ENTRIES PROVIDED:
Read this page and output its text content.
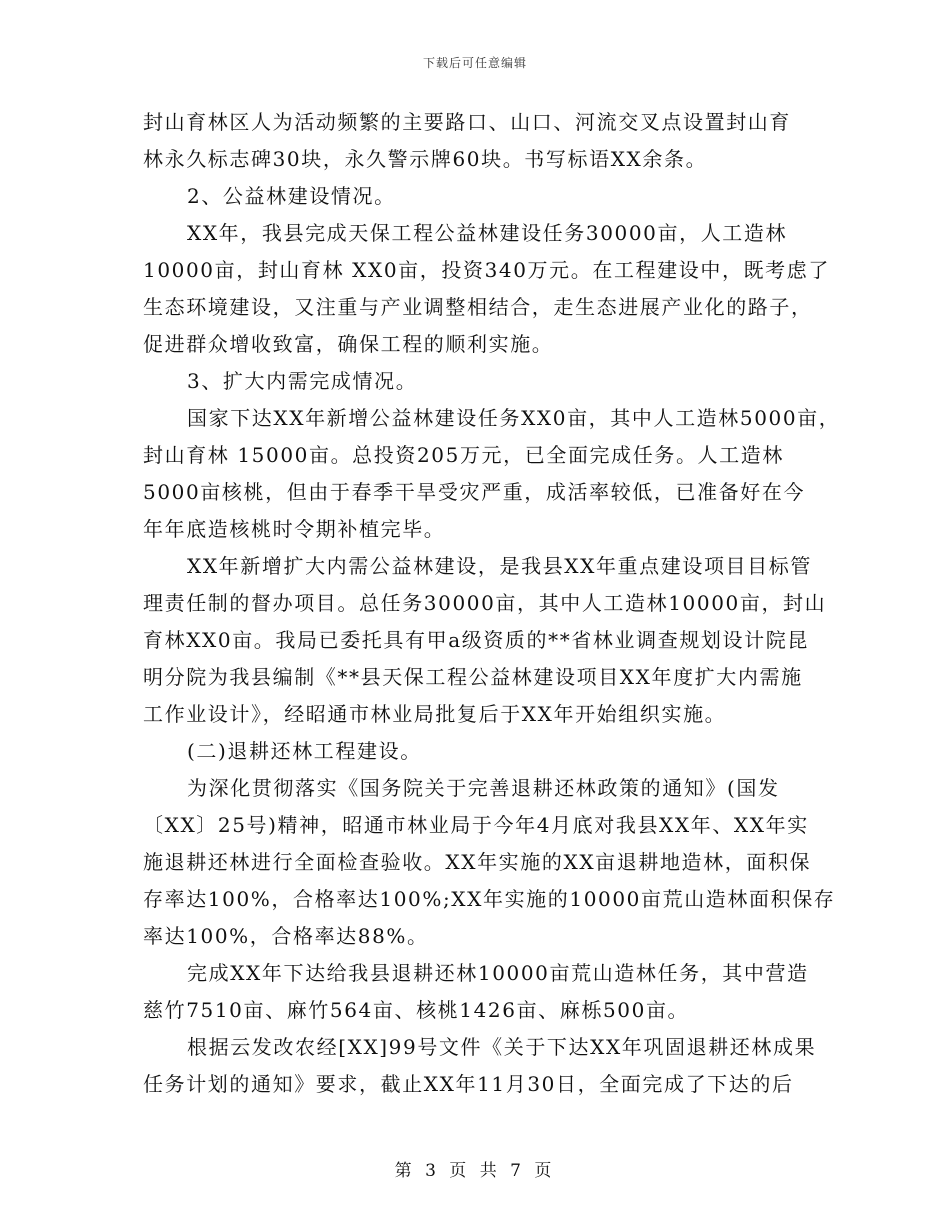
下载后可任意编辑
封山育林区人为活动频繁的主要路口、山口、河流交叉点设置封山育
林永久标志碑30块，永久警示牌60块。书写标语XX余条。
2、公益林建设情况。
XX年，我县完成天保工程公益林建设任务30000亩，人工造林
10000亩，封山育林 XX0亩，投资340万元。在工程建设中，既考虑了
生态环境建设，又注重与产业调整相结合，走生态进展产业化的路子，
促进群众增收致富，确保工程的顺利实施。
3、扩大内需完成情况。
国家下达XX年新增公益林建设任务XX0亩，其中人工造林5000亩，
封山育林 15000亩。总投资205万元，已全面完成任务。人工造林
5000亩核桃，但由于春季干旱受灾严重，成活率较低，已准备好在今
年年底造核桃时令期补植完毕。
XX年新增扩大内需公益林建设，是我县XX年重点建设项目目标管
理责任制的督办项目。总任务30000亩，其中人工造林10000亩，封山
育林XX0亩。我局已委托具有甲a级资质的**省林业调查规划设计院昆
明分院为我县编制《**县天保工程公益林建设项目XX年度扩大内需施
工作业设计》，经昭通市林业局批复后于XX年开始组织实施。
(二)退耕还林工程建设。
为深化贯彻落实《国务院关于完善退耕还林政策的通知》(国发
〔XX〕25号)精神，昭通市林业局于今年4月底对我县XX年、XX年实
施退耕还林进行全面检查验收。XX年实施的XX亩退耕地造林，面积保
存率达100%，合格率达100%;XX年实施的10000亩荒山造林面积保存
率达100%，合格率达88%。
完成XX年下达给我县退耕还林10000亩荒山造林任务，其中营造
慈竹7510亩、麻竹564亩、核桃1426亩、麻栎500亩。
根据云发改农经[XX]99号文件《关于下达XX年巩固退耕还林成果
任务计划的通知》要求，截止XX年11月30日，全面完成了下达的后
第 3 页 共 7 页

WHAT THE EXERCISE ASKS: Omit the pictures and reproduce the listing exactly.

WRITTEN ANSWER:
Read this page and output its text content.
下载后可任意编辑
封山育林区人为活动频繁的主要路口、山口、河流交叉点设置封山育
林永久标志碑30块，永久警示牌60块。书写标语XX余条。
2、公益林建设情况。
XX年，我县完成天保工程公益林建设任务30000亩，人工造林
10000亩，封山育林 XX0亩，投资340万元。在工程建设中，既考虑了
生态环境建设，又注重与产业调整相结合，走生态进展产业化的路子，
促进群众增收致富，确保工程的顺利实施。
3、扩大内需完成情况。
国家下达XX年新增公益林建设任务XX0亩，其中人工造林5000亩，
封山育林 15000亩。总投资205万元，已全面完成任务。人工造林
5000亩核桃，但由于春季干旱受灾严重，成活率较低，已准备好在今
年年底造核桃时令期补植完毕。
XX年新增扩大内需公益林建设，是我县XX年重点建设项目目标管
理责任制的督办项目。总任务30000亩，其中人工造林10000亩，封山
育林XX0亩。我局已委托具有甲a级资质的**省林业调查规划设计院昆
明分院为我县编制《**县天保工程公益林建设项目XX年度扩大内需施
工作业设计》，经昭通市林业局批复后于XX年开始组织实施。
(二)退耕还林工程建设。
为深化贯彻落实《国务院关于完善退耕还林政策的通知》(国发
〔XX〕25号)精神，昭通市林业局于今年4月底对我县XX年、XX年实
施退耕还林进行全面检查验收。XX年实施的XX亩退耕地造林，面积保
存率达100%，合格率达100%;XX年实施的10000亩荒山造林面积保存
率达100%，合格率达88%。
完成XX年下达给我县退耕还林10000亩荒山造林任务，其中营造
慈竹7510亩、麻竹564亩、核桃1426亩、麻栎500亩。
根据云发改农经[XX]99号文件《关于下达XX年巩固退耕还林成果
任务计划的通知》要求，截止XX年11月30日，全面完成了下达的后
第 3 页 共 7 页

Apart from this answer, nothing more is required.